EXCERPTED TEXT
· · ·
Litcius/Paper detail

SARS-CoV-2 evolution balances conflicting roles of N protein phosphorylation

Abdullah M. Syed, Alison Ciling, Irene P. Chen, Christopher R. Carlson, Armin N. Adly, Hannah S. Martin, Taha Y. Taha, Mir M. Khalid, Nathan D. Price, Mehdi Bouhaddou, Manisha R. Ummadi, Jack M. Moen, Nevan J. Krogan, David O. Morgan, Mélanie Ott, Jennifer A. Doudna

2024PLoS Pathogens22 citationsDOIOpen Access PDF

Abstract

All lineages of SARS-CoV-2, the coronavirus responsible for the COVID-19 pandemic, contain mutations between amino acids 199 and 205 in the nucleocapsid (N) protein that are associated with increased infectivity. The effects of these mutations have been difficult to determine because N protein contributes to both viral replication and viral particle assembly during infection. Here, we used single-cycle infection and virus-like particle assays to show that N protein phosphorylation has opposing effects on viral assembly and genome replication. Ancestral SARS-CoV-2 N protein is densely phosphorylated, leading to higher levels of genome replication but 10-fold lower particle assembly compared to evolved variants with low N protein phosphorylation, such as Delta (N:R203M), Iota (N:S202R), and B.1.2 (N:P199L). A new open reading frame encoding a truncated N protein called N*, which occurs in the B.1.1 lineage and subsequent lineages of the Alpha, Gamma, and Omicron variants, supports high levels of both assembly and replication. Our findings help explain the enhanced fitness of viral variants of concern and a potential avenue for continued viral selection.
· · ·
DATA LISTING
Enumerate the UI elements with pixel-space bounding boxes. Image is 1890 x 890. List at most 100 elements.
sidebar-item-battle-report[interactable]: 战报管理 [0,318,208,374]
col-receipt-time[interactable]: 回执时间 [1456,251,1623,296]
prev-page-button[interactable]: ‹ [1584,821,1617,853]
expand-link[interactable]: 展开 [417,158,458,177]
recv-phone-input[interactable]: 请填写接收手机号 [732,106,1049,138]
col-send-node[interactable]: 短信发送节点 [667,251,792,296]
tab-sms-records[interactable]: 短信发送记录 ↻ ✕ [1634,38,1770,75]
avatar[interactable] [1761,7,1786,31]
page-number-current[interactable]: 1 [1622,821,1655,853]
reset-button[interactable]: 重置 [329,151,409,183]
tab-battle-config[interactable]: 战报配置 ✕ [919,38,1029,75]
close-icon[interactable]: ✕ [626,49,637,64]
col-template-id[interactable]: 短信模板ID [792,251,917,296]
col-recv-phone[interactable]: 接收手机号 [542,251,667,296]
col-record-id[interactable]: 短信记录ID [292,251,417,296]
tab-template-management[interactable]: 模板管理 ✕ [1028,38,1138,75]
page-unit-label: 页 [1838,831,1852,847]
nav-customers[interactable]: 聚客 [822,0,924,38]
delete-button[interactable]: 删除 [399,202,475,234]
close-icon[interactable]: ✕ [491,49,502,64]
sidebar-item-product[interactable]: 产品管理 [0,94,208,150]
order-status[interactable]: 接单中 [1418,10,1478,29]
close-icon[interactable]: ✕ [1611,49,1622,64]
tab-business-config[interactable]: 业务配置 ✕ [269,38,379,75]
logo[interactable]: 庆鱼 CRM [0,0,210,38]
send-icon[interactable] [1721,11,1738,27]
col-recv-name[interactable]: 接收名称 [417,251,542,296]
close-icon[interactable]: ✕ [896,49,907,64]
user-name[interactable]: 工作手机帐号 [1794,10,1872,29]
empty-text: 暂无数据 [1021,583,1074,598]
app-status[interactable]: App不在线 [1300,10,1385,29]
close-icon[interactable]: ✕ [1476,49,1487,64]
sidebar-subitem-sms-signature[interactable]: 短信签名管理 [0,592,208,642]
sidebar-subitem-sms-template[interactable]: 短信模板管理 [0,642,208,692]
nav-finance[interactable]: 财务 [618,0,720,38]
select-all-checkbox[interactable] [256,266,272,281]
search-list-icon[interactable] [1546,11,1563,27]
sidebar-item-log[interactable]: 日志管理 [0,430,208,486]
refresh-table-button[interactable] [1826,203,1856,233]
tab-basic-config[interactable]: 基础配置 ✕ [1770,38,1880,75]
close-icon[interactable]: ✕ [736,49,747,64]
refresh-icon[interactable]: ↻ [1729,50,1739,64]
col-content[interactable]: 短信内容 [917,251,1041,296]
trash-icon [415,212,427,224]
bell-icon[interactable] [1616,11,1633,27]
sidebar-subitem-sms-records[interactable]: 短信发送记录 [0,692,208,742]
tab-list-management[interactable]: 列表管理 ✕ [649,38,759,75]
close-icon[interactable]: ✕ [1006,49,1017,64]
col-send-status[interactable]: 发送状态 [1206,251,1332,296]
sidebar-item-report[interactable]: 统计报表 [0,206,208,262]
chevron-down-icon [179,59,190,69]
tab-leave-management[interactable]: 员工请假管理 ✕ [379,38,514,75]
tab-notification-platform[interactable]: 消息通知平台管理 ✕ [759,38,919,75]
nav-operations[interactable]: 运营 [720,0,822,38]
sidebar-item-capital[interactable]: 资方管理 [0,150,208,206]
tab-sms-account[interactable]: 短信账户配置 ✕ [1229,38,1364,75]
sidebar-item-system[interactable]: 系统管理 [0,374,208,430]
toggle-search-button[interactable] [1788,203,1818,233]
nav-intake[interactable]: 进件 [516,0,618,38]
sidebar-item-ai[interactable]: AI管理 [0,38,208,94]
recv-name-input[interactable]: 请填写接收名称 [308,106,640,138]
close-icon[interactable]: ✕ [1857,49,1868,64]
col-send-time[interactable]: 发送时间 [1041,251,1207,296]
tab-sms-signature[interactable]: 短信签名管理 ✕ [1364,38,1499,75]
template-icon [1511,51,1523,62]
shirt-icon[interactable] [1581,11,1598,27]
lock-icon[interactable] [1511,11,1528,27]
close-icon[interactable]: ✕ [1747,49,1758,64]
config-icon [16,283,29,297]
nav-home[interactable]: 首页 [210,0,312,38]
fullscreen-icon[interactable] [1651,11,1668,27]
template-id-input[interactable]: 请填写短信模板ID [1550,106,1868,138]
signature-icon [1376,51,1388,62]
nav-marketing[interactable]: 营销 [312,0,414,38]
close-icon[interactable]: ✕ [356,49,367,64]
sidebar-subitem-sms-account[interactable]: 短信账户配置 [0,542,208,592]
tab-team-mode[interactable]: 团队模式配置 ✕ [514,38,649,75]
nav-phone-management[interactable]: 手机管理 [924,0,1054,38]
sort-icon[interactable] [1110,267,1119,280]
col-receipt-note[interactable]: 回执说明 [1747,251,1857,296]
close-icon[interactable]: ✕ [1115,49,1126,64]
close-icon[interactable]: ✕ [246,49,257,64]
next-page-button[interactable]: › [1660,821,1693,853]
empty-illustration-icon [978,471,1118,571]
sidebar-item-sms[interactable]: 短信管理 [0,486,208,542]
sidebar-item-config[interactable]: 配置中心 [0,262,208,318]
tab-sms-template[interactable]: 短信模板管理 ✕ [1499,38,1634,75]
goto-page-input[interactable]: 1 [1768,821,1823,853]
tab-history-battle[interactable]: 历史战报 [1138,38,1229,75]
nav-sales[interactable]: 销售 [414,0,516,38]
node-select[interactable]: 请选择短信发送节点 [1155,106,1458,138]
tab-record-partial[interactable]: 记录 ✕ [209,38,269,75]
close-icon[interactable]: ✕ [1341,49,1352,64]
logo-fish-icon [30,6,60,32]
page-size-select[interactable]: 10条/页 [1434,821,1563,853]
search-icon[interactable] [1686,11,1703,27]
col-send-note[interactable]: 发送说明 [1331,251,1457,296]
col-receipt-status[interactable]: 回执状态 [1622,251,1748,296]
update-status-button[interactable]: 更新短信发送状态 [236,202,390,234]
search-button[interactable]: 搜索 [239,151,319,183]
· · ·
WORK TASK 1
In the abstract on SARS-CoV-2 N protein phosphorylation, how much lower is particle assembly for the ancestral N protein than for evolved variants with low N protein phosphorylation?
WORK TASK 2
Decide whether each statement agrees with the abstract on SARS-CoV-2 N protein phosphorylation, and give the deciding words from the abstract for each: (a) The Delta variant carries the N protein mutation R203M. (b) The truncated N* protein first appears in the Omicron lineage. (c) Densely phosphorylated ancestral N protein leads to lower levels of genome replication.

TASK OUTPUT 1
It is 10-fold lower.

TASK OUTPUT 2
(a) Yes: "Delta (N:R203M)"
(b) No: "occurs in the B.1.1 lineage and subsequent lineages of the Alpha, Gamma, and Omicron variants"
(c) No: "leading to higher levels of genome replication"